▶ [Aim of the task] Extract the listing below word for word, from its first line through the line containing "step 3: legal", with both of those lines included.

■ ■ ■

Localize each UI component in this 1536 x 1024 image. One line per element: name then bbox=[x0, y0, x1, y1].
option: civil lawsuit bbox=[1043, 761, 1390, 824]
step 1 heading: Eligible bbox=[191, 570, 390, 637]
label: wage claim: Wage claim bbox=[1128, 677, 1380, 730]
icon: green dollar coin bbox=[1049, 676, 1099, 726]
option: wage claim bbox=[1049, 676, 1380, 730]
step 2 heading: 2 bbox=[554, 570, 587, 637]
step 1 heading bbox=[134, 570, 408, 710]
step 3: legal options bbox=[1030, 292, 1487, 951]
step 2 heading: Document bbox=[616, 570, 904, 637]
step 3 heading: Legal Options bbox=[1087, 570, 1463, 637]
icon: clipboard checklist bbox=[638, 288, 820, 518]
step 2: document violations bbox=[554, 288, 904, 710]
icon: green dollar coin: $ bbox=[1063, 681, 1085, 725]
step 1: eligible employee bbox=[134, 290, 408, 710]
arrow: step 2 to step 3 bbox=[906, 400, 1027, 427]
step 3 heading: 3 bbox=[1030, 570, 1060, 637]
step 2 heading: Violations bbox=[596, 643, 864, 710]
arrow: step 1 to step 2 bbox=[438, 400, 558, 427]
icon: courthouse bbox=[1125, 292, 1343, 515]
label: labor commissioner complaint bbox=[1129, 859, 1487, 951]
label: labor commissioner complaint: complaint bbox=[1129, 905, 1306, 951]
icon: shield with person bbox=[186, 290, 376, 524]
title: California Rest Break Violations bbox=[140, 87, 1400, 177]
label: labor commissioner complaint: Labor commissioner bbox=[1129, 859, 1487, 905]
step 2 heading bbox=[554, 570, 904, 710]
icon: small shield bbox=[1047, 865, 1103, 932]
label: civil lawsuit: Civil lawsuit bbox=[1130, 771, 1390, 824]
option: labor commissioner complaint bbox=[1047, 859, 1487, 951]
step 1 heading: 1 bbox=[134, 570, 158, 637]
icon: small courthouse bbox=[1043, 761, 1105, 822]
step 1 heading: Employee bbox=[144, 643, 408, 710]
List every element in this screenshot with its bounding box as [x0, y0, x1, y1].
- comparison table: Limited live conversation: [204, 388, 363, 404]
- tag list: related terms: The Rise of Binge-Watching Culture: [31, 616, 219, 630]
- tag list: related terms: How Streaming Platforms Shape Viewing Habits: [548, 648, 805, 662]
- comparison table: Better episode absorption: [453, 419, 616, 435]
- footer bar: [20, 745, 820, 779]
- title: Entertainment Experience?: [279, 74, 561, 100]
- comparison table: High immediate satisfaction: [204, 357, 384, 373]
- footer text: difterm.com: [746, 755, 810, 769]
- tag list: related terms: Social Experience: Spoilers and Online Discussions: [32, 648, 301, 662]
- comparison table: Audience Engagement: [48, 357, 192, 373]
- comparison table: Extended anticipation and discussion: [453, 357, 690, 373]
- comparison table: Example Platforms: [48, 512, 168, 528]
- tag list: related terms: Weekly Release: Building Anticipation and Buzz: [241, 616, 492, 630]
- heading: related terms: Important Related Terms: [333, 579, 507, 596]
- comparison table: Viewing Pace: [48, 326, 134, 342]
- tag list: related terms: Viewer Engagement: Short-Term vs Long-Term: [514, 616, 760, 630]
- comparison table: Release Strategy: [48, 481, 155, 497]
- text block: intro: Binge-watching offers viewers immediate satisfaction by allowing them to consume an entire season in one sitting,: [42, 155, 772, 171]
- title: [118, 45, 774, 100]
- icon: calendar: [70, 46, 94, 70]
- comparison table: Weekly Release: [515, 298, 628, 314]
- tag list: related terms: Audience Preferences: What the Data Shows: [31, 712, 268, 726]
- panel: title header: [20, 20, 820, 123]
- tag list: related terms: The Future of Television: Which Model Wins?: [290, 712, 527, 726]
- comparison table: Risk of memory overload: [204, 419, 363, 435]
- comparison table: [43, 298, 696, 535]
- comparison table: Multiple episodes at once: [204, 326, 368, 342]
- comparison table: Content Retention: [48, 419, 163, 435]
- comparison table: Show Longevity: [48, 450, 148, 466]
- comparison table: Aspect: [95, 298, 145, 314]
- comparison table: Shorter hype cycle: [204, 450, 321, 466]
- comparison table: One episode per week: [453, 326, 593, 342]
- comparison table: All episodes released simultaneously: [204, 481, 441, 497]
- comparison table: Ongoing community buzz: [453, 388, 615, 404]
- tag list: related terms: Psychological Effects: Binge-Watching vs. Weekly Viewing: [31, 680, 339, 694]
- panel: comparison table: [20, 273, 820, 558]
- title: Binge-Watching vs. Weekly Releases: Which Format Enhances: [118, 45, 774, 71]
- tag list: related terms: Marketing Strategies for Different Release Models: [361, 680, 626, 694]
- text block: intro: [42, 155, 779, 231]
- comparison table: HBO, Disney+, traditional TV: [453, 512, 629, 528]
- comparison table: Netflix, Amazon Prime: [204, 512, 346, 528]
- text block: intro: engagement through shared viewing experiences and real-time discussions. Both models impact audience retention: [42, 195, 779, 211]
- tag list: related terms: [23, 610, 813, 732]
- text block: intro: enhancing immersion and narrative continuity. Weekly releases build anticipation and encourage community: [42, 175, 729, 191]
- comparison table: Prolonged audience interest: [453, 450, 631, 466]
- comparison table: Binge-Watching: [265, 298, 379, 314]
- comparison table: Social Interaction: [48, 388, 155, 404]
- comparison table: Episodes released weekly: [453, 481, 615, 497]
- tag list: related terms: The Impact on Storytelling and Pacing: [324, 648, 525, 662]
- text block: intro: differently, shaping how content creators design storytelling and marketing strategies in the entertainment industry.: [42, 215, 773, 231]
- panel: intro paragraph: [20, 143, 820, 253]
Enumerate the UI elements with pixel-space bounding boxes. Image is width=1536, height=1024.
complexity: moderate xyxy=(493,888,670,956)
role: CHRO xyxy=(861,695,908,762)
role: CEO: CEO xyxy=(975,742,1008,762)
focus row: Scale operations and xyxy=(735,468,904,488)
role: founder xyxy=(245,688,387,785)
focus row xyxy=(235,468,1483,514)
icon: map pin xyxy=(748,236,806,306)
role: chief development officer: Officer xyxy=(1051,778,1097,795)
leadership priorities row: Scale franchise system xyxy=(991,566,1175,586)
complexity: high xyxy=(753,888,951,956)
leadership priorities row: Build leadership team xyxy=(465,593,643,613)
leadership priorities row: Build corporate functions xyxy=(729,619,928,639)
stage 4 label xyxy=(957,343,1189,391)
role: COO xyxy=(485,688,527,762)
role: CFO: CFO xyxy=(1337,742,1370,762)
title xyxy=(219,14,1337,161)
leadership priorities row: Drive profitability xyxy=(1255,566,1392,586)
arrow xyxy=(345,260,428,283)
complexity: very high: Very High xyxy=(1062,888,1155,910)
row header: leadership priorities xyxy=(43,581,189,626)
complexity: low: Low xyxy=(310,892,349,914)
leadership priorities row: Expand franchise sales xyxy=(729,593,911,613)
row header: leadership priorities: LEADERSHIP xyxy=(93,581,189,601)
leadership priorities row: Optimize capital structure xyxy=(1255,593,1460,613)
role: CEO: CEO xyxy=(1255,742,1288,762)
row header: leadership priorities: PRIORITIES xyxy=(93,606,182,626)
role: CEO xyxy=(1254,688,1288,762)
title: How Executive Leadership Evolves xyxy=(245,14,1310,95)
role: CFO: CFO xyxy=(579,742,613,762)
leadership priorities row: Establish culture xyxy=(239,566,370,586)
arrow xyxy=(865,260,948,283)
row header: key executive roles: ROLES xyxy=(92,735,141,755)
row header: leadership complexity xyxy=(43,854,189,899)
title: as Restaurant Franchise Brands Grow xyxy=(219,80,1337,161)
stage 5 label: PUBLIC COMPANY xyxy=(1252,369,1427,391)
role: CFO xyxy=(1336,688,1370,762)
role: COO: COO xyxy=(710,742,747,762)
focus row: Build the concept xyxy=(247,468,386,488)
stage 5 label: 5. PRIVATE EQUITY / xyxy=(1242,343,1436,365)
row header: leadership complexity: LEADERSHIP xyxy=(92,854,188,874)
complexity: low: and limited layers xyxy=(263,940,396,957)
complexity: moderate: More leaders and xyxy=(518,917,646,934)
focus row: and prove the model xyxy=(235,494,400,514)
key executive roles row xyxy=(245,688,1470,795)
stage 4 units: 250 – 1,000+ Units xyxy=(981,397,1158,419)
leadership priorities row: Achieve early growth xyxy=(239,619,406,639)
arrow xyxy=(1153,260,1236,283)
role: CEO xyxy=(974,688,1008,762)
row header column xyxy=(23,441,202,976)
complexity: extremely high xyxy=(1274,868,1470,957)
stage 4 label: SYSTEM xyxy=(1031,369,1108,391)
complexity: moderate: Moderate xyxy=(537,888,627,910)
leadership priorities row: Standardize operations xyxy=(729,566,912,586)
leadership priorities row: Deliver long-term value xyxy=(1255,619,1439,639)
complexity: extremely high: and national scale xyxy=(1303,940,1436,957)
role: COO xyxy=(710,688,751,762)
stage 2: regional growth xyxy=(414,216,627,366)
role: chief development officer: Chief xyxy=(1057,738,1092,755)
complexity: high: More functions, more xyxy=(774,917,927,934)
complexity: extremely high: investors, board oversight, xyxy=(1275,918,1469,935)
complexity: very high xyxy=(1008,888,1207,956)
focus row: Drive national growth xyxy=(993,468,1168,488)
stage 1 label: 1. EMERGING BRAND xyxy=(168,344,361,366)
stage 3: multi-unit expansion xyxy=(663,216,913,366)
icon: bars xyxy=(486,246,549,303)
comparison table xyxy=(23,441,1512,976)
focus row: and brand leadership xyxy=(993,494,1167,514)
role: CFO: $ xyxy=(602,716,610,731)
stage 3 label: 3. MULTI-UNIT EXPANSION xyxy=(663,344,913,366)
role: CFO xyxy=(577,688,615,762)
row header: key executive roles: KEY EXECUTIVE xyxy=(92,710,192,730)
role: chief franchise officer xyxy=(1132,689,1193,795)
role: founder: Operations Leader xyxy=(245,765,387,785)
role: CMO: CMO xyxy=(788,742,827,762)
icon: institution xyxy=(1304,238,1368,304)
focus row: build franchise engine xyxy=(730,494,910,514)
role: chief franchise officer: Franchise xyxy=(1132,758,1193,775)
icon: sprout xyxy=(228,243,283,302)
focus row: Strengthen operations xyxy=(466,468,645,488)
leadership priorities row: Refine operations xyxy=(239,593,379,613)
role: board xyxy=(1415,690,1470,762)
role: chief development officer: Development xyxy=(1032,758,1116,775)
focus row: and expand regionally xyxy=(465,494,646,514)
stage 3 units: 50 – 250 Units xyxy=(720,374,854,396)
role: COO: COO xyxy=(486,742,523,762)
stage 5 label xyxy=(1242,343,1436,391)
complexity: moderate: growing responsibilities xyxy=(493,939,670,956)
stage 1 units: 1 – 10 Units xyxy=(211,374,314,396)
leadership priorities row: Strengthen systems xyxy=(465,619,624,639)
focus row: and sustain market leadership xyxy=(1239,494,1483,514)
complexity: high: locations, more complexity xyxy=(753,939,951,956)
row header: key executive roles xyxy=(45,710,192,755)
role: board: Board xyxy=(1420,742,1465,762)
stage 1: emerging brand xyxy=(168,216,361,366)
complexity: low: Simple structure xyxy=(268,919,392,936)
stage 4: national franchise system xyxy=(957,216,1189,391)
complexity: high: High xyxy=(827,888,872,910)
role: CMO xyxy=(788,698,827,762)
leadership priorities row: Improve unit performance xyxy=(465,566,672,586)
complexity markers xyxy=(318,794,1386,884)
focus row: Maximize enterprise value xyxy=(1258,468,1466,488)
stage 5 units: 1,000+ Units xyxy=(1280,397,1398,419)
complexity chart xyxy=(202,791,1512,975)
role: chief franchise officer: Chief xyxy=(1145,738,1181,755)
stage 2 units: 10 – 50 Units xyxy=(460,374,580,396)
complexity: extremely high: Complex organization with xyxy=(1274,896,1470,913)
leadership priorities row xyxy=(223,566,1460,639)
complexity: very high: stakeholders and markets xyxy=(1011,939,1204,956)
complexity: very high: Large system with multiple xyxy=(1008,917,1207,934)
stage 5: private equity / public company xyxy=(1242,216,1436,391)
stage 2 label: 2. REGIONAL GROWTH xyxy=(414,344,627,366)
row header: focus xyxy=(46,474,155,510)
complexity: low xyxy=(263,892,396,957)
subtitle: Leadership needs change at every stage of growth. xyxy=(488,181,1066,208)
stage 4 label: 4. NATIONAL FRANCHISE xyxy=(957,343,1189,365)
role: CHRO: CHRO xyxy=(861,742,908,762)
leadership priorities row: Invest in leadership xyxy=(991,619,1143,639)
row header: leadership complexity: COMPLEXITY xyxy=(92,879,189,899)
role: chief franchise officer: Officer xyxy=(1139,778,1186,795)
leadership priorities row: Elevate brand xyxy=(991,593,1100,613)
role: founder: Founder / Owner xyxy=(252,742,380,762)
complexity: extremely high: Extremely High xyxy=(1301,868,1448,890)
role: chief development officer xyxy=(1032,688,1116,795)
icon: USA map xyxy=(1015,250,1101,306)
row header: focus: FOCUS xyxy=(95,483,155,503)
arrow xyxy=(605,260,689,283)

■ ■ ■

▶ [Output]
Localize each UI component in this 1536 x 1024 image. One line per element: name then bbox=[x0, y0, x1, y1].
option: civil lawsuit bbox=[1043, 761, 1390, 824]
step 1 heading: Eligible bbox=[191, 570, 390, 637]
label: wage claim: Wage claim bbox=[1128, 677, 1380, 730]
icon: green dollar coin bbox=[1049, 676, 1099, 726]
option: wage claim bbox=[1049, 676, 1380, 730]
step 2 heading: 2 bbox=[554, 570, 587, 637]
step 1 heading bbox=[134, 570, 408, 710]
step 3: legal options bbox=[1030, 292, 1487, 951]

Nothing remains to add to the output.